— START OF Page extract —

The balance of power has changed (or is changing) – lesson observations don’t have to keep us awake at night and ruin our appetites anymore! When used as part of a video learning community of like-minded professionals with a growth mind set then anything is possible.
The ‘no blame culture’ of a video learning community means teachers can focus on their own learning in order to power the learning of their classes because the process is based around respect and empowerment.
Video enables us to enter into observations on our own terms where we rely on the eyes and ears of our colleagues and who help us us to think critically and creatively without judgement. They can act as coaches, counsellors, confidants and collaborators with no agenda except support.
When we use video recordings of a lesson we can focus on what we do well and build on these strengths for improved impact.
Focusing out attention on what we do well is part of the new marginal gains pedagogy where a little here and a little there can make a big difference. Analytical and critical awareness is key and having an eye for detail is a skill that all teachers can develop.
VERP is actually just one way of engaging with video and follows five key steps:
- The VERP teacher consents to take part and they think about what skills they would like to develop using the principles for attuned interactions.
- They set their own learning goals.
- Then they video themselves in a professional context.
- They then micro analyse and edit the video, selecting three key clips where they feel they are showing positive and successful interactions.
- The teacher then meets a VERP guider and they will share and discuss the clips together in a ‘shared review’, providing a space for reflection. This is then repeated for at least three more cycles.

— END OF Page extract —
— START OF Data rows —

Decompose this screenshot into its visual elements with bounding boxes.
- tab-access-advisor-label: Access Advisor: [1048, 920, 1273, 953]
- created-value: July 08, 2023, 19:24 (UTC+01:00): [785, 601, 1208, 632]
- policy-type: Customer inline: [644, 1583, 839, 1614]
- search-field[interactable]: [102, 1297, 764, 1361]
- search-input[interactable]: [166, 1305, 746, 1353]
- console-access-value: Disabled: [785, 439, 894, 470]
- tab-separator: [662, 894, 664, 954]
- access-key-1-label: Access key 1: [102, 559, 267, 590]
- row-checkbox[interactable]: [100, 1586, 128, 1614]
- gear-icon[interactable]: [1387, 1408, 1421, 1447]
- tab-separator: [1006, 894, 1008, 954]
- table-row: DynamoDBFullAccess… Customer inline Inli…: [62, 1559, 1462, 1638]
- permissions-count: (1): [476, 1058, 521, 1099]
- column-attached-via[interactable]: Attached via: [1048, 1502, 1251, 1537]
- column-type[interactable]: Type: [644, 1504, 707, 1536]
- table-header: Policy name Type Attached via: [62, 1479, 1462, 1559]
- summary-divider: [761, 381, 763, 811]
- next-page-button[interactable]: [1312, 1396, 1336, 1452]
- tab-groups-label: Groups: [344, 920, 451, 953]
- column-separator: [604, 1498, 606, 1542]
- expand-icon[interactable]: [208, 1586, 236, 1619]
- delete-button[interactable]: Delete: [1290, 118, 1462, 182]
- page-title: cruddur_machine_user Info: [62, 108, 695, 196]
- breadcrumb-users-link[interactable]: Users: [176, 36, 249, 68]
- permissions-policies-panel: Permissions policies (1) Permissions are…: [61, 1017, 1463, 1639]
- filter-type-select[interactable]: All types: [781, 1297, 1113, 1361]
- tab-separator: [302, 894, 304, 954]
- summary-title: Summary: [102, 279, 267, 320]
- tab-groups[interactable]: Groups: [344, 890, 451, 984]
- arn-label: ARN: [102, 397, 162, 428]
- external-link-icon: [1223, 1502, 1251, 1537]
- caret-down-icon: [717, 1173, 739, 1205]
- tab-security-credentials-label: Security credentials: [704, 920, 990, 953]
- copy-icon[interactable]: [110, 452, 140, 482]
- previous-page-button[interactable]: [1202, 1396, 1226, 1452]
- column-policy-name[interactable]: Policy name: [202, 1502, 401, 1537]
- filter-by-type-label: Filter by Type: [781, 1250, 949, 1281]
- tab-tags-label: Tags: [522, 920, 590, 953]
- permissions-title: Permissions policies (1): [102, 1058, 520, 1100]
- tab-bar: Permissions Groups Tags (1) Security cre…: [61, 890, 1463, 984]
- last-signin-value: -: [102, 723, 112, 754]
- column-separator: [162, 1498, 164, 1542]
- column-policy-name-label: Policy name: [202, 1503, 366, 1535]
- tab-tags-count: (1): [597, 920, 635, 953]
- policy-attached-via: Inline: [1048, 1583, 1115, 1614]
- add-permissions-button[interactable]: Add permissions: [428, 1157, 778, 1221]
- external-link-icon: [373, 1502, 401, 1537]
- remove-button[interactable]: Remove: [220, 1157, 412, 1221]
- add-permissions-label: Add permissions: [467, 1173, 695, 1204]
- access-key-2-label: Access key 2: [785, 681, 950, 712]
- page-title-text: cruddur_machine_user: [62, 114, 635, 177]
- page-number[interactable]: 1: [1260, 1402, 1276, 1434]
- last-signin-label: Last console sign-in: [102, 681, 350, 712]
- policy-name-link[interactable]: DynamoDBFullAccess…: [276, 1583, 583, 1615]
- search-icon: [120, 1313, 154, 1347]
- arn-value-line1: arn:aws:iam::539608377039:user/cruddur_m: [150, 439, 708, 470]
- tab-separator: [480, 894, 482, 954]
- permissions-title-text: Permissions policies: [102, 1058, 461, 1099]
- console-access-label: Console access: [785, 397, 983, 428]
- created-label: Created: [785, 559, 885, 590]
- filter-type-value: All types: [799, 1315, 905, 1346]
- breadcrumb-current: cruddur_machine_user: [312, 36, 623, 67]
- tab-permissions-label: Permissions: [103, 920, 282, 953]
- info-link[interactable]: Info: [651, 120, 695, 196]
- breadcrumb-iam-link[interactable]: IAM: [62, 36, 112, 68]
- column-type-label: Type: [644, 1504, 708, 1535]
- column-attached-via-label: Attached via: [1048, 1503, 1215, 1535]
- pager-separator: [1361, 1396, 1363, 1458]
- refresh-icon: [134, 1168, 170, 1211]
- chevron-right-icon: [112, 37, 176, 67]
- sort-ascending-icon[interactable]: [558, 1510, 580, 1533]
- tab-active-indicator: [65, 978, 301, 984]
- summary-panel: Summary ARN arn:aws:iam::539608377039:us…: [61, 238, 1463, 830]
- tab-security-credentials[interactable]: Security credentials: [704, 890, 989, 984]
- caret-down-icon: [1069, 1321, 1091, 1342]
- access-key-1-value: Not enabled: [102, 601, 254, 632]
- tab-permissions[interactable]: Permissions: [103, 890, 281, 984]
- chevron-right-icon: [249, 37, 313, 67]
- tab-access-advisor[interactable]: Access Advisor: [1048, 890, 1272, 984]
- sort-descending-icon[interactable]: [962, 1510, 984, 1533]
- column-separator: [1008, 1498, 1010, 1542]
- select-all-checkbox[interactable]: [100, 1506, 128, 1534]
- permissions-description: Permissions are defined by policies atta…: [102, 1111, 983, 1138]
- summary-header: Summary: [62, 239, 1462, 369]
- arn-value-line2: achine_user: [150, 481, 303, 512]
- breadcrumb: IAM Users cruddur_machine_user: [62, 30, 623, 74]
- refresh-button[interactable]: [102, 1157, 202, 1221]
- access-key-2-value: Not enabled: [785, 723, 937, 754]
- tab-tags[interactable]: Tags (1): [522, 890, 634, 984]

— END OF Data rows —

> _Problems to work on_
**A.** Using the passage on video learning, answer each of these on its own line:
(i) How many key clips does the VERP teacher select from the video?
(ii) What four roles can colleagues take on when they watch a recorded lesson?
(iii) For how many more cycles is the shared review repeated?
**B.** Carry on the passage on video learning from the point where it stops.

> _Results in order_
**A.**
(i) Three.
(ii) Coaches, counsellors, confidants and collaborators.
(iii) At least three more cycles.

**B.**
VERP enables professionals to tune into what they are doing and enable them to feel empowered through observing their own practice.
Why not give VERP a try yourself?
It is a respectful and collaborative relationship-based intervention which can help us become more sensitive and attuned to those around us, to develop or fine tune “mind- mindedness”.
Teaching is an art – the art of effective communication and VERP can help us go from strength to strength especially in contexts where intensive interactions take place (e.g. special needs environments).
Fukkink, Huijbregts and Todd (2015) conducted a meta-analysis study and found
that the video feedback method has a statistically significant effect on the interaction skills of professionals in a range of contact professions.
Schools can seize the day and use VERP to their full advantage to enable teaching and support staff the opportunity to improve the quality of their interactions with others through critical analysis of their own practice using video clips.
VERP allows teachers to connect, reflect and grow from strength to strength.